------ TASK INPUTS
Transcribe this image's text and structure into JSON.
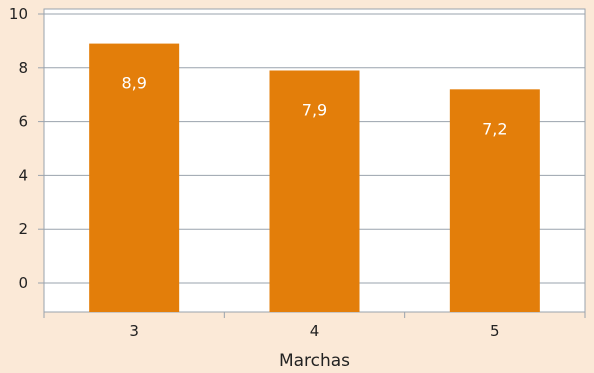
{
  "chart_data": {
    "type": "bar",
    "categories": [
      "3",
      "4",
      "5"
    ],
    "values": [
      8.9,
      7.9,
      7.2
    ],
    "value_labels": [
      "8,9",
      "7,9",
      "7,2"
    ],
    "xlabel": "Marchas",
    "ylabel": "",
    "ylim": [
      0,
      10
    ],
    "yticks": [
      "0",
      "2",
      "4",
      "6",
      "8",
      "10"
    ],
    "grid": true,
    "colors": {
      "bar": "#e37e0a",
      "page_background": "#fbe9d7",
      "plot_background": "#ffffff",
      "grid": "#9aa3ad"
    }
  }
}
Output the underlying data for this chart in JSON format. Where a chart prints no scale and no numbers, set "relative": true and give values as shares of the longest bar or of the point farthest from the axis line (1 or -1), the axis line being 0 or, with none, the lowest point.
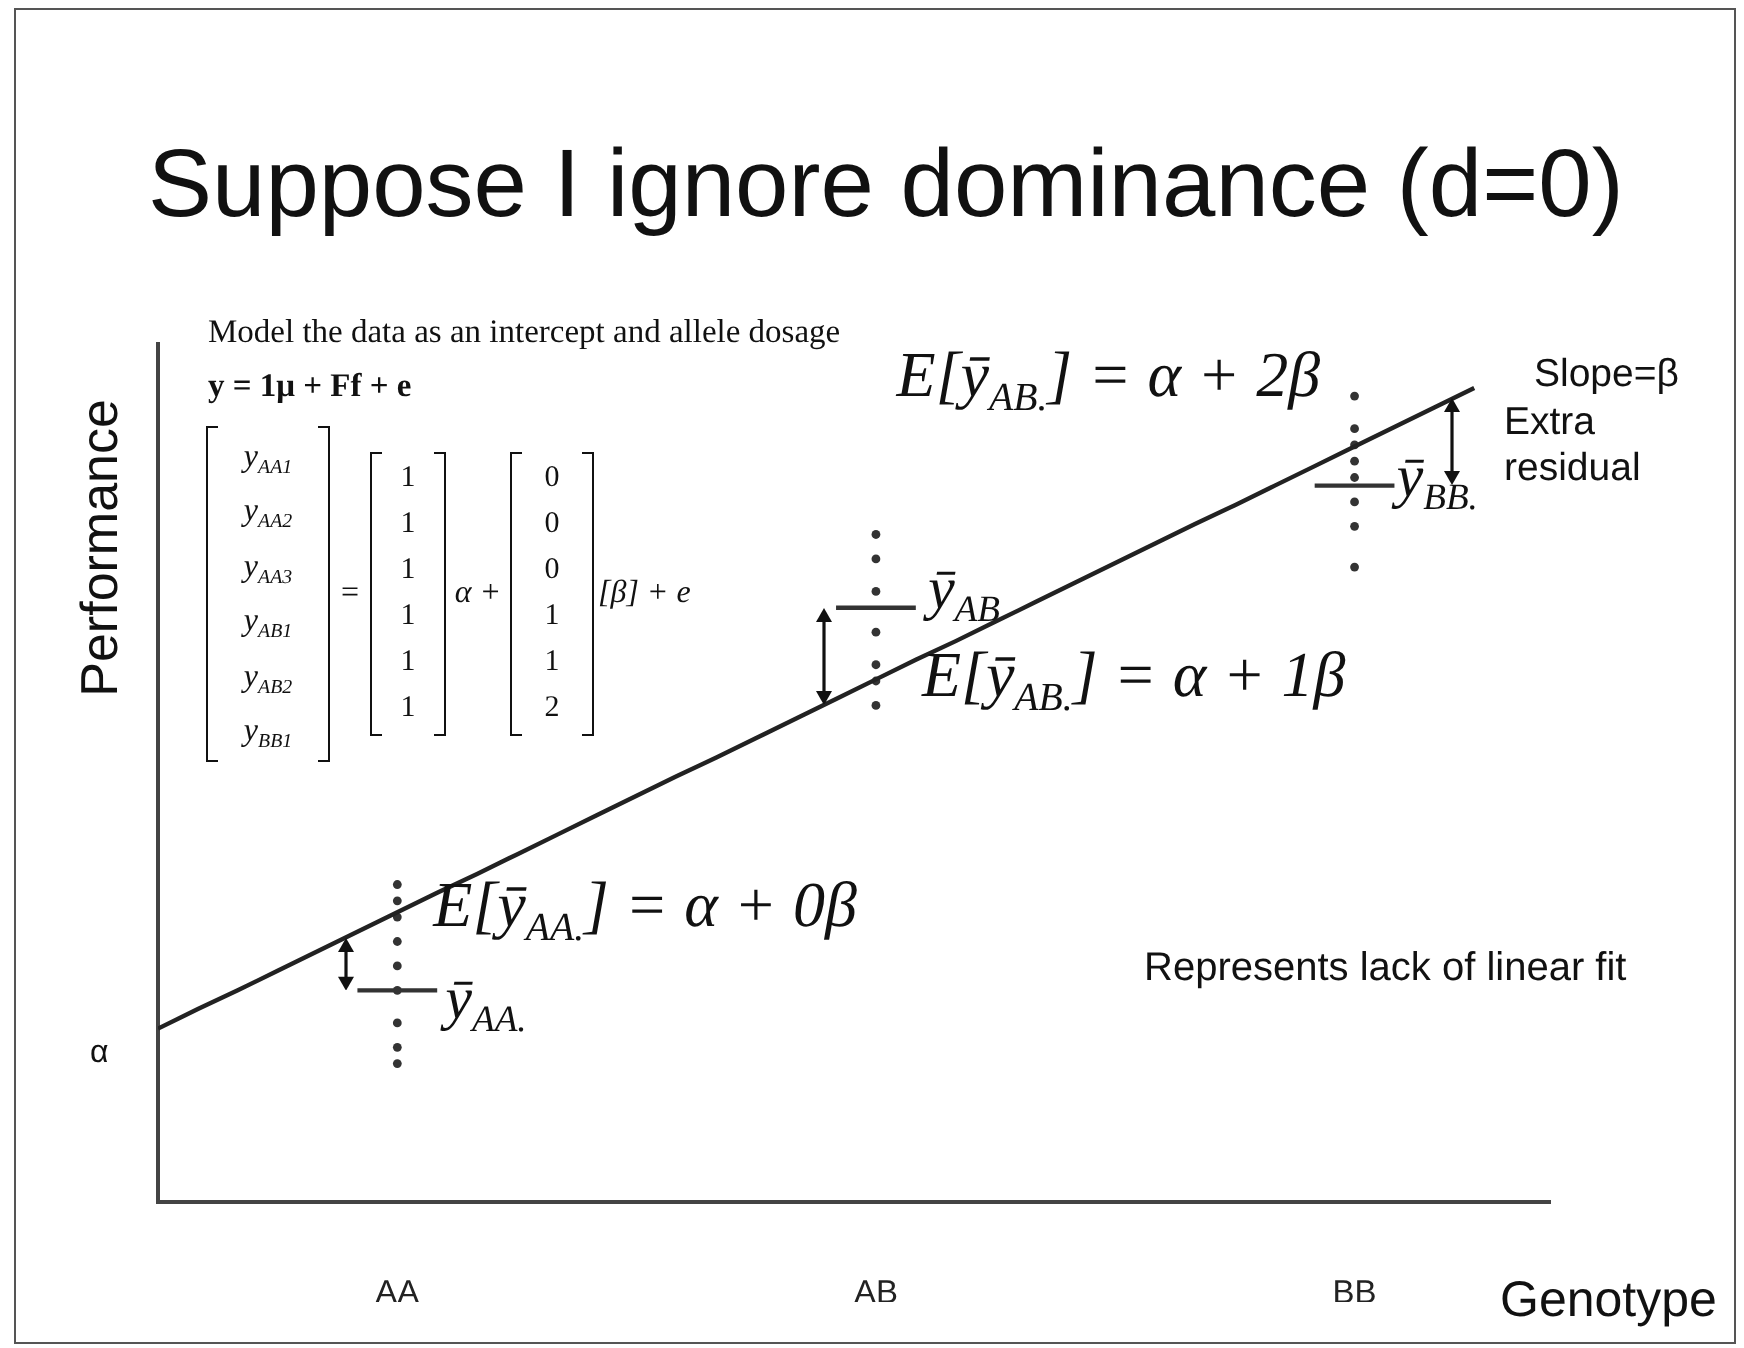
{
  "chart_data": {
    "type": "scatter",
    "title": "Suppose I ignore dominance (d=0)",
    "xlabel": "Genotype",
    "ylabel": "Performance",
    "relative": true,
    "categories": [
      null,
      null,
      null,
      null,
      null,
      null,
      "AA",
      null,
      null,
      null,
      null,
      null,
      null,
      null,
      null,
      null,
      null,
      null,
      "AB",
      null,
      null,
      null,
      null,
      null,
      null,
      null,
      null,
      null,
      null,
      null,
      "BB",
      null,
      null,
      null,
      null
    ],
    "series": [
      {
        "type": "line",
        "values": [
          0.213,
          0.237,
          0.26,
          0.284,
          0.308,
          0.332,
          0.356,
          0.38,
          0.403,
          0.427,
          0.451,
          0.475,
          0.499,
          0.523,
          0.546,
          0.57,
          0.594,
          0.618,
          0.642,
          0.666,
          0.689,
          0.713,
          0.737,
          0.761,
          0.785,
          0.809,
          0.833,
          0.856,
          0.88,
          0.904,
          0.928,
          0.952,
          0.976,
          1,
          null
        ],
        "color": "#222222",
        "marker": "none"
      },
      {
        "x": [
          "AA",
          "AA",
          "AA",
          "AA",
          "AA",
          "AA",
          "AA",
          "AA",
          "AA",
          "AB",
          "AB",
          "AB",
          "AB",
          "AB",
          "AB",
          "AB",
          "BB",
          "BB",
          "BB",
          "BB",
          "BB",
          "BB",
          "BB",
          "BB"
        ],
        "values": [
          0.39,
          0.37,
          0.35,
          0.32,
          0.29,
          0.26,
          0.22,
          0.19,
          0.17,
          0.82,
          0.79,
          0.75,
          0.7,
          0.66,
          0.64,
          0.61,
          0.99,
          0.95,
          0.93,
          0.91,
          0.89,
          0.86,
          0.83,
          0.78
        ],
        "color": "#333333",
        "marker": "circle"
      },
      {
        "type": "line",
        "values": [
          null,
          null,
          null,
          null,
          null,
          0.26,
          0.26,
          0.26,
          null,
          null,
          null,
          null,
          null,
          null,
          null,
          null,
          null,
          0.73,
          0.73,
          0.73,
          null,
          null,
          null,
          null,
          null,
          null,
          null,
          null,
          null,
          0.88,
          0.88,
          0.88,
          null,
          null,
          null
        ],
        "color": "#333333",
        "marker": "none"
      }
    ],
    "annotations": [
      "Model the data as an intercept and allele dosage",
      "y = 1μ + Ff + e",
      "y$_{AA1}$\ny$_{AA2}$\ny$_{AA3}$\ny$_{AB1}$\ny$_{AB2}$\ny$_{BB1}$",
      "=",
      "1\n1\n1\n1\n1\n1",
      "α +",
      "0\n0\n0\n1\n1\n2",
      "[β] + e",
      {
        "text": "E[ȳ$_{AB.}$] = α + 2β",
        "x": "BB",
        "y": 0.93
      },
      {
        "text": "E[ȳ$_{AB.}$] = α + 1β",
        "x": "AB",
        "y": 0.64
      },
      {
        "text": "E[ȳ$_{AA.}$] = α + 0β",
        "x": "AA",
        "y": 0.36
      },
      {
        "text": "ȳ$_{AA.}$",
        "x": "AA",
        "y": 0.26
      },
      {
        "text": "ȳ$_{AB}$",
        "x": "AB",
        "y": 0.73
      },
      {
        "text": "ȳ$_{BB.}$",
        "x": "BB",
        "y": 0.88
      },
      "Slope=β",
      "Extra residual",
      "Represents lack of linear fit",
      "α"
    ]
  }
}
------------
● **TASK GOAL**
Scan the listing above and copy all lines containing the word "relative".

● **PROBLEM SOLUTION**
Output the underlying data for this chart in JSON format. Where a chart prints no scale and no numbers, set "relative": true and give values as shares of the longest bar or of the point farthest from the axis line (1 or -1), the axis line being 0 or, with none, the lowest point.
    "relative": true,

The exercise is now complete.